[Stored data]
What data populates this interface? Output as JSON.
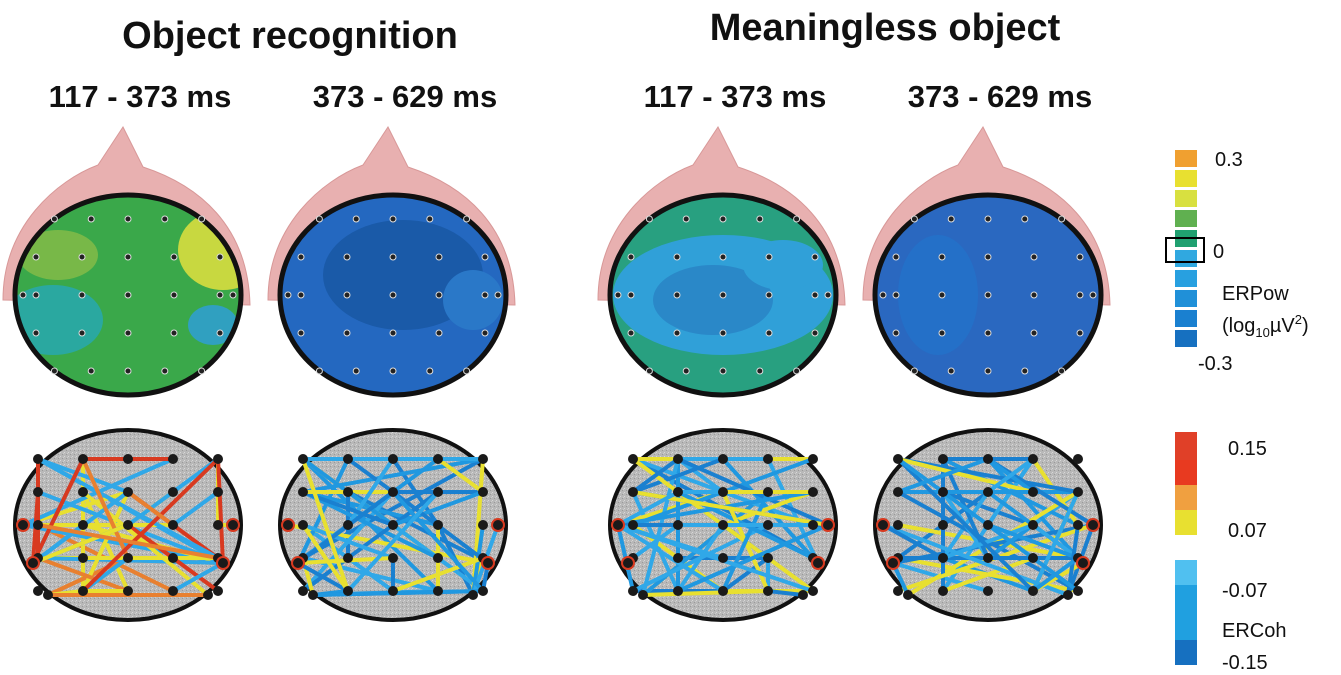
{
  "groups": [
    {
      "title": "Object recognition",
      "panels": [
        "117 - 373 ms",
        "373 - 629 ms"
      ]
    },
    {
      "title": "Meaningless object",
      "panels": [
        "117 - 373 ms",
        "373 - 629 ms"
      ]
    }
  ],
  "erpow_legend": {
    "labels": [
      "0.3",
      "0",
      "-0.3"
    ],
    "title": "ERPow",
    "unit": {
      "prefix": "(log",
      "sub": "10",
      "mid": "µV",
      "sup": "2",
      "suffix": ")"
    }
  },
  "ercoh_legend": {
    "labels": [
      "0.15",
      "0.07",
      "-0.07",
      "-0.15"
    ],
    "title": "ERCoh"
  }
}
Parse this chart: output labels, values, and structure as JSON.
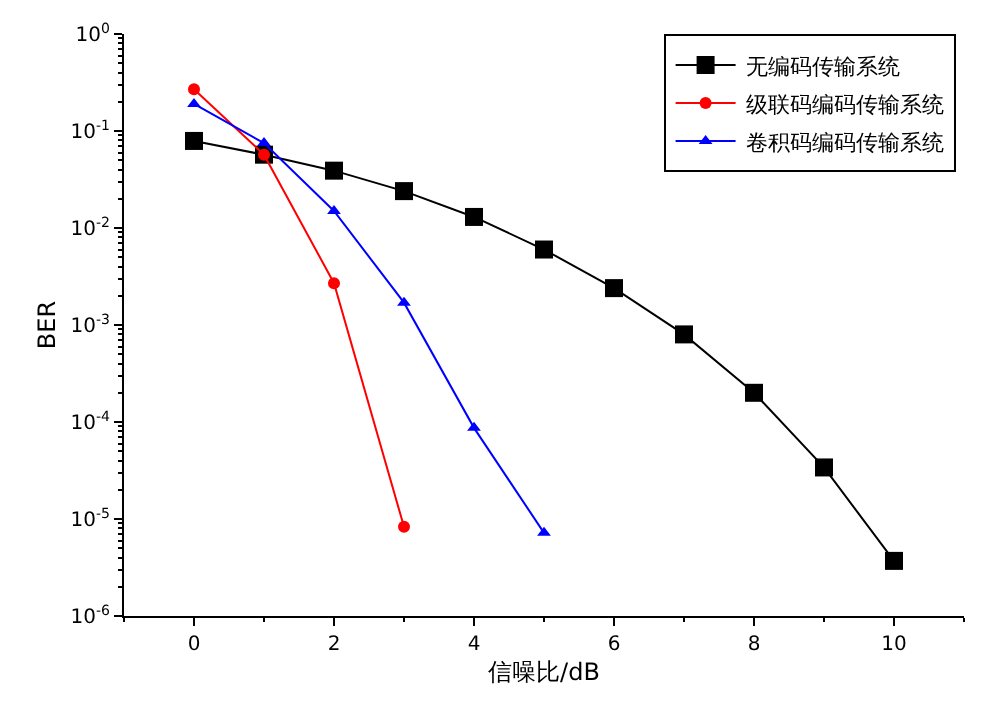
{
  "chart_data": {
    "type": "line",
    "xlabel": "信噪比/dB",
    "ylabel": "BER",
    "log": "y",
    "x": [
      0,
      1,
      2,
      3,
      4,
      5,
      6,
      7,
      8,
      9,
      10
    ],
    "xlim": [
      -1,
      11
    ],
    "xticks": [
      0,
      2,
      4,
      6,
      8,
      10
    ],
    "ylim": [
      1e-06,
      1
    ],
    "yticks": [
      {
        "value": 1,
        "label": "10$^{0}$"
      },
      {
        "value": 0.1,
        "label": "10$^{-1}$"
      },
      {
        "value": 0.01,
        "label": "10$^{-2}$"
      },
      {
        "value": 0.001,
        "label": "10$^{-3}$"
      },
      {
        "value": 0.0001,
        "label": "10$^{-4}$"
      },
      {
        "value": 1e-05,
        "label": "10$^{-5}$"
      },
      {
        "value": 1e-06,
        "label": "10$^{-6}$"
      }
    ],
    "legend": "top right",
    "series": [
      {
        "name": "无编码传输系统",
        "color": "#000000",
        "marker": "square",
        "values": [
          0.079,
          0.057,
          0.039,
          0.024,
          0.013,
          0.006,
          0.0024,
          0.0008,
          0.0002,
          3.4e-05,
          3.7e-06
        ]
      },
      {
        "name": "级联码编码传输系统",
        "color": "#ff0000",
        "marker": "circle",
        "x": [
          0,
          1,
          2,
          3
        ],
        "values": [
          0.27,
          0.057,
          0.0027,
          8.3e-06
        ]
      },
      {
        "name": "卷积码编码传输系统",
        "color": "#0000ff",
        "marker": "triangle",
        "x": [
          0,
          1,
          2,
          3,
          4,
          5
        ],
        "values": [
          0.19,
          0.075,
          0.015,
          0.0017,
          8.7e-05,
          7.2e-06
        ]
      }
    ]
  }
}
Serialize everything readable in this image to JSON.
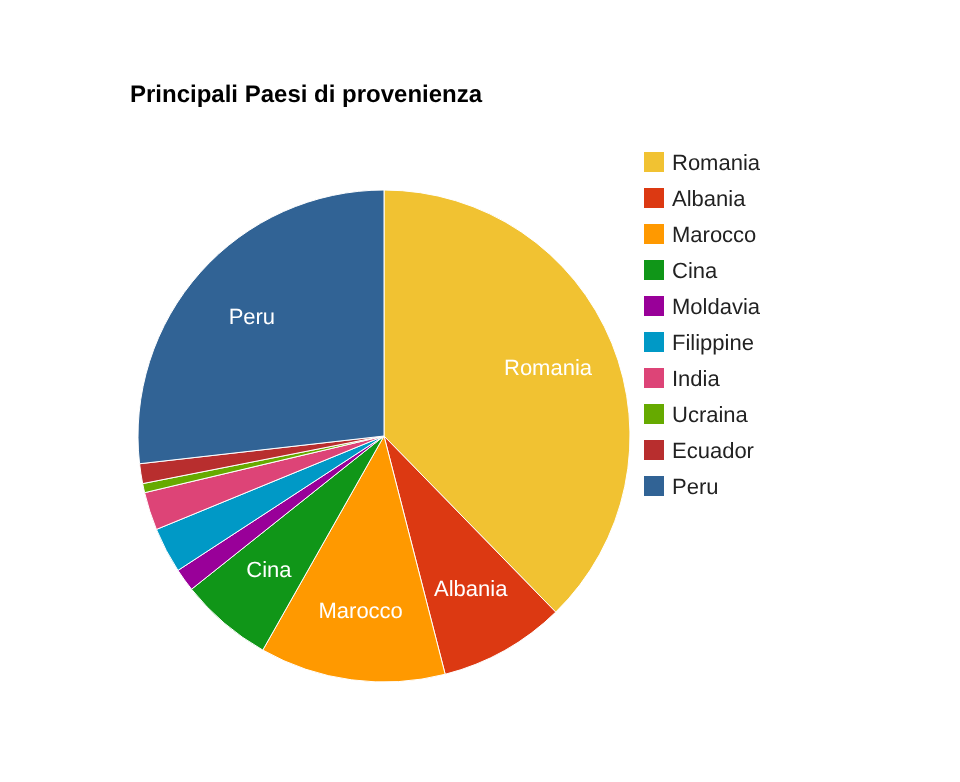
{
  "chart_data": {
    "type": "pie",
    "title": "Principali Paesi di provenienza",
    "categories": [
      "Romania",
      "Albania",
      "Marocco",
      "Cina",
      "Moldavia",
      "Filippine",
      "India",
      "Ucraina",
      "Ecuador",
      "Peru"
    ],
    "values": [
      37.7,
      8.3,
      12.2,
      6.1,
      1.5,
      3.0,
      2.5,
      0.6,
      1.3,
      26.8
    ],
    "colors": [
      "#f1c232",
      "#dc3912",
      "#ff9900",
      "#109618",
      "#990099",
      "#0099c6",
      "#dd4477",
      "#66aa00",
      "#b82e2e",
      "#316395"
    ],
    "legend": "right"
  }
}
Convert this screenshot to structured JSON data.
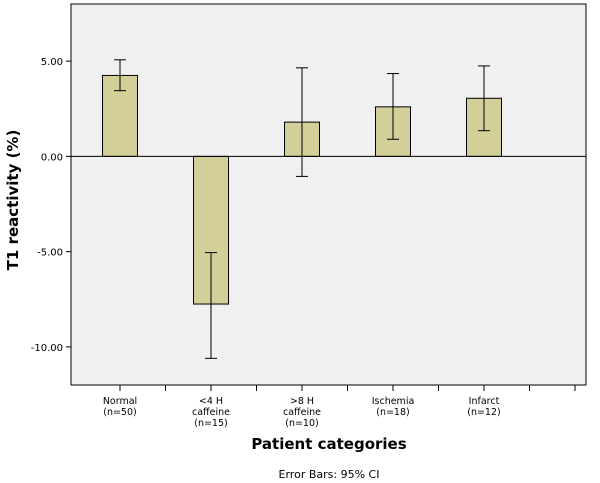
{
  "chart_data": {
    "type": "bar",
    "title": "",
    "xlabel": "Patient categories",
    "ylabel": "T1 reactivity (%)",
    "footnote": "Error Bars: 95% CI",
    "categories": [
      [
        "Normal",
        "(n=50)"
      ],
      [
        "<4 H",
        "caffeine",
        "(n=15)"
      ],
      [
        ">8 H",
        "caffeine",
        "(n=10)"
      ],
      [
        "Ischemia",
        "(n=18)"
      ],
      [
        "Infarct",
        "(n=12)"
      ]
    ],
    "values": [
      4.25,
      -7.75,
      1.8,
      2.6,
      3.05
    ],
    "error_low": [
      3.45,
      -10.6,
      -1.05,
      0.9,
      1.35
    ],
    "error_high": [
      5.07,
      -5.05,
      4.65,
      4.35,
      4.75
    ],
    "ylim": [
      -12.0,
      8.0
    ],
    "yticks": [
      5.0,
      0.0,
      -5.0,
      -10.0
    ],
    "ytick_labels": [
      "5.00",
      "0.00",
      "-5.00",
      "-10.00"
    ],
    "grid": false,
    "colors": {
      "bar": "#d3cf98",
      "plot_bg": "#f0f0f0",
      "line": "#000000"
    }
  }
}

### Do this
Reproduce each line of the records exactly, and omit every picture.

### Output for this task
What data populates this interface? Output as JSON.
{
  "groups": [
    {
      "title": "Object recognition",
      "panels": [
        "117 - 373 ms",
        "373 - 629 ms"
      ]
    },
    {
      "title": "Meaningless object",
      "panels": [
        "117 - 373 ms",
        "373 - 629 ms"
      ]
    }
  ],
  "erpow_legend": {
    "labels": [
      "0.3",
      "0",
      "-0.3"
    ],
    "title": "ERPow",
    "unit": {
      "prefix": "(log",
      "sub": "10",
      "mid": "µV",
      "sup": "2",
      "suffix": ")"
    }
  },
  "ercoh_legend": {
    "labels": [
      "0.15",
      "0.07",
      "-0.07",
      "-0.15"
    ],
    "title": "ERCoh"
  }
}
Parse this chart: output labels, values, and structure as JSON.
{
  "chart_data": {
    "type": "line",
    "xlabel": "信噪比/dB",
    "ylabel": "BER",
    "log": "y",
    "x": [
      0,
      1,
      2,
      3,
      4,
      5,
      6,
      7,
      8,
      9,
      10
    ],
    "xlim": [
      -1,
      11
    ],
    "xticks": [
      0,
      2,
      4,
      6,
      8,
      10
    ],
    "ylim": [
      1e-06,
      1
    ],
    "yticks": [
      {
        "value": 1,
        "label": "10$^{0}$"
      },
      {
        "value": 0.1,
        "label": "10$^{-1}$"
      },
      {
        "value": 0.01,
        "label": "10$^{-2}$"
      },
      {
        "value": 0.001,
        "label": "10$^{-3}$"
      },
      {
        "value": 0.0001,
        "label": "10$^{-4}$"
      },
      {
        "value": 1e-05,
        "label": "10$^{-5}$"
      },
      {
        "value": 1e-06,
        "label": "10$^{-6}$"
      }
    ],
    "legend": "top right",
    "series": [
      {
        "name": "无编码传输系统",
        "color": "#000000",
        "marker": "square",
        "values": [
          0.079,
          0.057,
          0.039,
          0.024,
          0.013,
          0.006,
          0.0024,
          0.0008,
          0.0002,
          3.4e-05,
          3.7e-06
        ]
      },
      {
        "name": "级联码编码传输系统",
        "color": "#ff0000",
        "marker": "circle",
        "x": [
          0,
          1,
          2,
          3
        ],
        "values": [
          0.27,
          0.057,
          0.0027,
          8.3e-06
        ]
      },
      {
        "name": "卷积码编码传输系统",
        "color": "#0000ff",
        "marker": "triangle",
        "x": [
          0,
          1,
          2,
          3,
          4,
          5
        ],
        "values": [
          0.19,
          0.075,
          0.015,
          0.0017,
          8.7e-05,
          7.2e-06
        ]
      }
    ]
  }
}
Serialize everything readable in this image to JSON.
{
  "chart_data": {
    "type": "pie",
    "title": "Principali Paesi di provenienza",
    "categories": [
      "Romania",
      "Albania",
      "Marocco",
      "Cina",
      "Moldavia",
      "Filippine",
      "India",
      "Ucraina",
      "Ecuador",
      "Peru"
    ],
    "values": [
      37.7,
      8.3,
      12.2,
      6.1,
      1.5,
      3.0,
      2.5,
      0.6,
      1.3,
      26.8
    ],
    "colors": [
      "#f1c232",
      "#dc3912",
      "#ff9900",
      "#109618",
      "#990099",
      "#0099c6",
      "#dd4477",
      "#66aa00",
      "#b82e2e",
      "#316395"
    ],
    "legend": "right"
  }
}
Convert this screenshot to structured JSON data.
{
  "chart_data": {
    "type": "bar",
    "title": "",
    "xlabel": "Patient categories",
    "ylabel": "T1 reactivity (%)",
    "footnote": "Error Bars: 95% CI",
    "categories": [
      [
        "Normal",
        "(n=50)"
      ],
      [
        "<4 H",
        "caffeine",
        "(n=15)"
      ],
      [
        ">8 H",
        "caffeine",
        "(n=10)"
      ],
      [
        "Ischemia",
        "(n=18)"
      ],
      [
        "Infarct",
        "(n=12)"
      ]
    ],
    "values": [
      4.25,
      -7.75,
      1.8,
      2.6,
      3.05
    ],
    "error_low": [
      3.45,
      -10.6,
      -1.05,
      0.9,
      1.35
    ],
    "error_high": [
      5.07,
      -5.05,
      4.65,
      4.35,
      4.75
    ],
    "ylim": [
      -12.0,
      8.0
    ],
    "yticks": [
      5.0,
      0.0,
      -5.0,
      -10.0
    ],
    "ytick_labels": [
      "5.00",
      "0.00",
      "-5.00",
      "-10.00"
    ],
    "grid": false,
    "colors": {
      "bar": "#d3cf98",
      "plot_bg": "#f0f0f0",
      "line": "#000000"
    }
  }
}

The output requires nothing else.